(Stored items)
§

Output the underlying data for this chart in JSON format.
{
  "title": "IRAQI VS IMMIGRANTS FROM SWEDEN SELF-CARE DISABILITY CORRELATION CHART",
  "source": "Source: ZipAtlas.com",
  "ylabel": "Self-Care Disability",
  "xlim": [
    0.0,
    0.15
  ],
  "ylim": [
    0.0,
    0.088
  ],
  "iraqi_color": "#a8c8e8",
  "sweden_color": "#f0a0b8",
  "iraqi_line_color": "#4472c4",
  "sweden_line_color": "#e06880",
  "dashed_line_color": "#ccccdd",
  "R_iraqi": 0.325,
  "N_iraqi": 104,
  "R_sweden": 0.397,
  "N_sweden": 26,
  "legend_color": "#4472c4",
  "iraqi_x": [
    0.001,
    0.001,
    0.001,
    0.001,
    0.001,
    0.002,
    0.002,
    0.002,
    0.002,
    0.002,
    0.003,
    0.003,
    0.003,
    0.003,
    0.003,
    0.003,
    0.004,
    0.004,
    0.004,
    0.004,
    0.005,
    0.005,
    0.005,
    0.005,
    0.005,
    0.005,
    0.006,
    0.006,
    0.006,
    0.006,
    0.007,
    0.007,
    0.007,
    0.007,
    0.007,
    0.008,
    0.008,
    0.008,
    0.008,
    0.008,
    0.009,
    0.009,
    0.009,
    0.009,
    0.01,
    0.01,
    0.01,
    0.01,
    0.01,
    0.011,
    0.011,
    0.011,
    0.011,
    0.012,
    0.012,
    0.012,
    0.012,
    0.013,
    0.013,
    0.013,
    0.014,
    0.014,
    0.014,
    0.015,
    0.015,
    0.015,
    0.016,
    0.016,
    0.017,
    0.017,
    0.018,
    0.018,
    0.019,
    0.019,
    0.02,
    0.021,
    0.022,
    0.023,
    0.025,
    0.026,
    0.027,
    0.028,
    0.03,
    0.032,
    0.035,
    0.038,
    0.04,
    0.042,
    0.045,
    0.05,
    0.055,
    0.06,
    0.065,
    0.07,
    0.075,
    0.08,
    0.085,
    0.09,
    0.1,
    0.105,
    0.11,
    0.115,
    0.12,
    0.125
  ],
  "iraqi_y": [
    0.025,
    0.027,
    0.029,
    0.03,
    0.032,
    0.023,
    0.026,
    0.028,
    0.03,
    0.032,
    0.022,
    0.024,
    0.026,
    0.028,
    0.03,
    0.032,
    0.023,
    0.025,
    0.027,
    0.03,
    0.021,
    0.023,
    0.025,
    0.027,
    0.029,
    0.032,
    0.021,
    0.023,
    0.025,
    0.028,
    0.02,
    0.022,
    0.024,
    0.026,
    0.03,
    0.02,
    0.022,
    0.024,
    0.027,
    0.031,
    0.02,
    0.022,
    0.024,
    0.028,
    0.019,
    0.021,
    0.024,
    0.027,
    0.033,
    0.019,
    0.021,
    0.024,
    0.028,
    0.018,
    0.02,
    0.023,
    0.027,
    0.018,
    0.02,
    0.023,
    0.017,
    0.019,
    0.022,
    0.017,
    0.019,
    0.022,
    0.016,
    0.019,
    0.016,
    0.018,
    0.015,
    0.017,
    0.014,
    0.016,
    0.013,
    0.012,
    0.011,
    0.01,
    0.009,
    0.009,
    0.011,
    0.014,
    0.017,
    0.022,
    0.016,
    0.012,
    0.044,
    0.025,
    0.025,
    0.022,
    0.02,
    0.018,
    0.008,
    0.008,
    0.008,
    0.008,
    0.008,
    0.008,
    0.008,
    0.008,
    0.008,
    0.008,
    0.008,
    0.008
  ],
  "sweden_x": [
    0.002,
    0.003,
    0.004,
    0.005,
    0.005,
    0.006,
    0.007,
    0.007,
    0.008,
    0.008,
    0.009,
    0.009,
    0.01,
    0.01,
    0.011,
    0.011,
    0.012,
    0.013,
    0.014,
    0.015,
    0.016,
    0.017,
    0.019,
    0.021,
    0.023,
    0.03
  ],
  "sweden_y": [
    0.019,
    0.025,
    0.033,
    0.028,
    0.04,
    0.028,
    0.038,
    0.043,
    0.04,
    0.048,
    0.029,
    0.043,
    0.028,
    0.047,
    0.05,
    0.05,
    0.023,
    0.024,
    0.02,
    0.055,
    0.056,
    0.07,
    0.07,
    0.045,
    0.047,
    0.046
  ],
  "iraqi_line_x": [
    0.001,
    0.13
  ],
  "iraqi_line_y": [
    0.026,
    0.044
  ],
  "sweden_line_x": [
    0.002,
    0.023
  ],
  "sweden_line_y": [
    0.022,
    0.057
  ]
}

§

Stated goal: Set down the listing above in full, please, exactly as it appears.

Solution to this exercise:
Output the underlying data for this chart in JSON format.
{
  "title": "IRAQI VS IMMIGRANTS FROM SWEDEN SELF-CARE DISABILITY CORRELATION CHART",
  "source": "Source: ZipAtlas.com",
  "ylabel": "Self-Care Disability",
  "xlim": [
    0.0,
    0.15
  ],
  "ylim": [
    0.0,
    0.088
  ],
  "iraqi_color": "#a8c8e8",
  "sweden_color": "#f0a0b8",
  "iraqi_line_color": "#4472c4",
  "sweden_line_color": "#e06880",
  "dashed_line_color": "#ccccdd",
  "R_iraqi": 0.325,
  "N_iraqi": 104,
  "R_sweden": 0.397,
  "N_sweden": 26,
  "legend_color": "#4472c4",
  "iraqi_x": [
    0.001,
    0.001,
    0.001,
    0.001,
    0.001,
    0.002,
    0.002,
    0.002,
    0.002,
    0.002,
    0.003,
    0.003,
    0.003,
    0.003,
    0.003,
    0.003,
    0.004,
    0.004,
    0.004,
    0.004,
    0.005,
    0.005,
    0.005,
    0.005,
    0.005,
    0.005,
    0.006,
    0.006,
    0.006,
    0.006,
    0.007,
    0.007,
    0.007,
    0.007,
    0.007,
    0.008,
    0.008,
    0.008,
    0.008,
    0.008,
    0.009,
    0.009,
    0.009,
    0.009,
    0.01,
    0.01,
    0.01,
    0.01,
    0.01,
    0.011,
    0.011,
    0.011,
    0.011,
    0.012,
    0.012,
    0.012,
    0.012,
    0.013,
    0.013,
    0.013,
    0.014,
    0.014,
    0.014,
    0.015,
    0.015,
    0.015,
    0.016,
    0.016,
    0.017,
    0.017,
    0.018,
    0.018,
    0.019,
    0.019,
    0.02,
    0.021,
    0.022,
    0.023,
    0.025,
    0.026,
    0.027,
    0.028,
    0.03,
    0.032,
    0.035,
    0.038,
    0.04,
    0.042,
    0.045,
    0.05,
    0.055,
    0.06,
    0.065,
    0.07,
    0.075,
    0.08,
    0.085,
    0.09,
    0.1,
    0.105,
    0.11,
    0.115,
    0.12,
    0.125
  ],
  "iraqi_y": [
    0.025,
    0.027,
    0.029,
    0.03,
    0.032,
    0.023,
    0.026,
    0.028,
    0.03,
    0.032,
    0.022,
    0.024,
    0.026,
    0.028,
    0.03,
    0.032,
    0.023,
    0.025,
    0.027,
    0.03,
    0.021,
    0.023,
    0.025,
    0.027,
    0.029,
    0.032,
    0.021,
    0.023,
    0.025,
    0.028,
    0.02,
    0.022,
    0.024,
    0.026,
    0.03,
    0.02,
    0.022,
    0.024,
    0.027,
    0.031,
    0.02,
    0.022,
    0.024,
    0.028,
    0.019,
    0.021,
    0.024,
    0.027,
    0.033,
    0.019,
    0.021,
    0.024,
    0.028,
    0.018,
    0.02,
    0.023,
    0.027,
    0.018,
    0.02,
    0.023,
    0.017,
    0.019,
    0.022,
    0.017,
    0.019,
    0.022,
    0.016,
    0.019,
    0.016,
    0.018,
    0.015,
    0.017,
    0.014,
    0.016,
    0.013,
    0.012,
    0.011,
    0.01,
    0.009,
    0.009,
    0.011,
    0.014,
    0.017,
    0.022,
    0.016,
    0.012,
    0.044,
    0.025,
    0.025,
    0.022,
    0.02,
    0.018,
    0.008,
    0.008,
    0.008,
    0.008,
    0.008,
    0.008,
    0.008,
    0.008,
    0.008,
    0.008,
    0.008,
    0.008
  ],
  "sweden_x": [
    0.002,
    0.003,
    0.004,
    0.005,
    0.005,
    0.006,
    0.007,
    0.007,
    0.008,
    0.008,
    0.009,
    0.009,
    0.01,
    0.01,
    0.011,
    0.011,
    0.012,
    0.013,
    0.014,
    0.015,
    0.016,
    0.017,
    0.019,
    0.021,
    0.023,
    0.03
  ],
  "sweden_y": [
    0.019,
    0.025,
    0.033,
    0.028,
    0.04,
    0.028,
    0.038,
    0.043,
    0.04,
    0.048,
    0.029,
    0.043,
    0.028,
    0.047,
    0.05,
    0.05,
    0.023,
    0.024,
    0.02,
    0.055,
    0.056,
    0.07,
    0.07,
    0.045,
    0.047,
    0.046
  ],
  "iraqi_line_x": [
    0.001,
    0.13
  ],
  "iraqi_line_y": [
    0.026,
    0.044
  ],
  "sweden_line_x": [
    0.002,
    0.023
  ],
  "sweden_line_y": [
    0.022,
    0.057
  ]
}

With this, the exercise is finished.